== Prompt ==
Select every line holding the word "description" and copy it.

>> start

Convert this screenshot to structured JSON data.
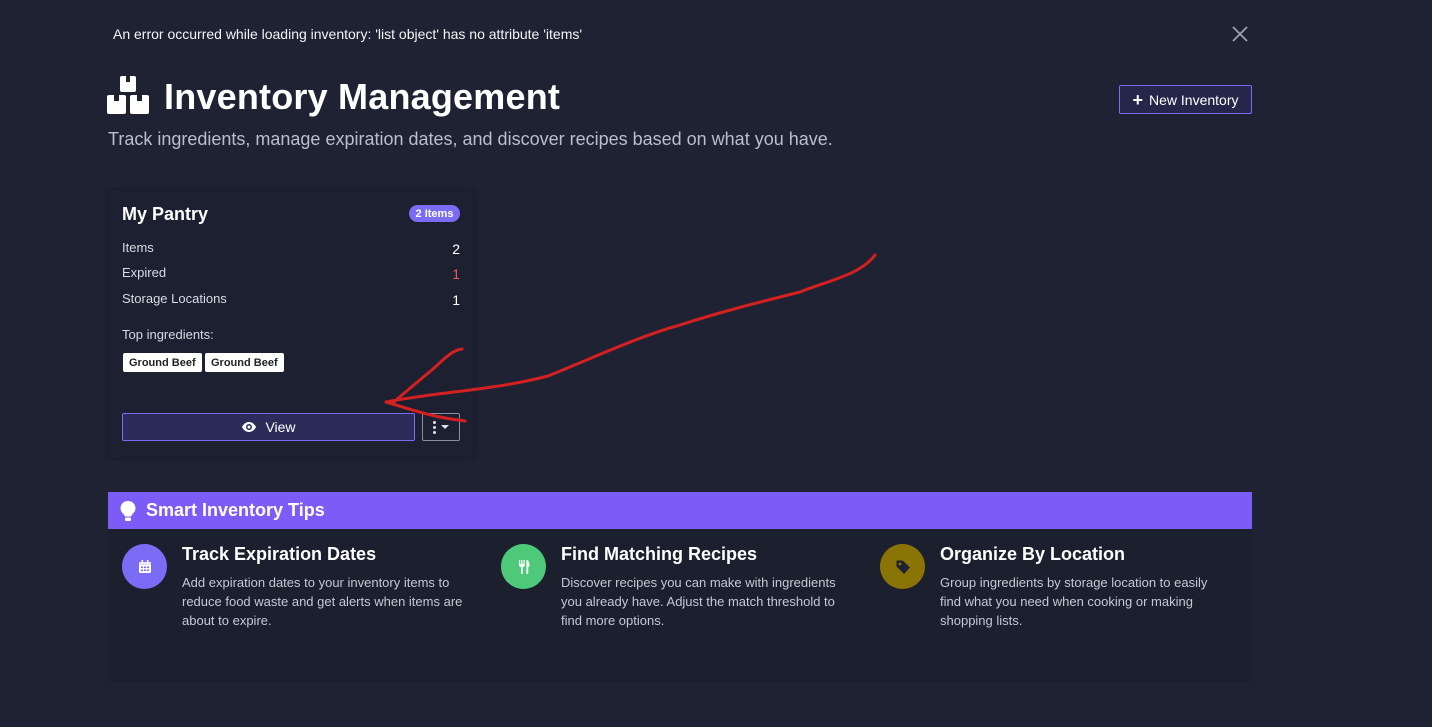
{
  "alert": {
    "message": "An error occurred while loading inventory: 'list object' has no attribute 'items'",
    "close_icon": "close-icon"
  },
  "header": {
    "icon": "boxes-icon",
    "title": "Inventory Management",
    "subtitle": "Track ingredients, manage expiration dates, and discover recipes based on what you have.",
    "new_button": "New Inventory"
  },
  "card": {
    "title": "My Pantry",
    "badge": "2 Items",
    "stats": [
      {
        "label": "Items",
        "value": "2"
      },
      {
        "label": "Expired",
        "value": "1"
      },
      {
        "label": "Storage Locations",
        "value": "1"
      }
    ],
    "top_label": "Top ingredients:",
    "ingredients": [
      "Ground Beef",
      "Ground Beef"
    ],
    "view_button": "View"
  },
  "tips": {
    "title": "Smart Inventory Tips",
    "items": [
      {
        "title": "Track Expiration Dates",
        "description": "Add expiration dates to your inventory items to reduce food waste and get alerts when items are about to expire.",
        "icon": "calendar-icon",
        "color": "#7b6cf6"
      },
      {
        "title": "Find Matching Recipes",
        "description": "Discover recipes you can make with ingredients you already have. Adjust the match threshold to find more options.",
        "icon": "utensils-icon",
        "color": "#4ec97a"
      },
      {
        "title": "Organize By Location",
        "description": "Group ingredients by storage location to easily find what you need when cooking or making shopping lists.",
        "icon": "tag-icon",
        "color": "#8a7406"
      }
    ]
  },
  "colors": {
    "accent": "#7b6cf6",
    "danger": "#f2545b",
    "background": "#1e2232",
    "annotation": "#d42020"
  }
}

>> end

== Finished answer ==
        "description": "Add expiration dates to your inventory items to reduce food waste and get alerts when items are about to expire.",
        "description": "Discover recipes you can make with ingredients you already have. Adjust the match threshold to find more options.",
        "description": "Group ingredients by storage location to easily find what you need when cooking or making shopping lists.",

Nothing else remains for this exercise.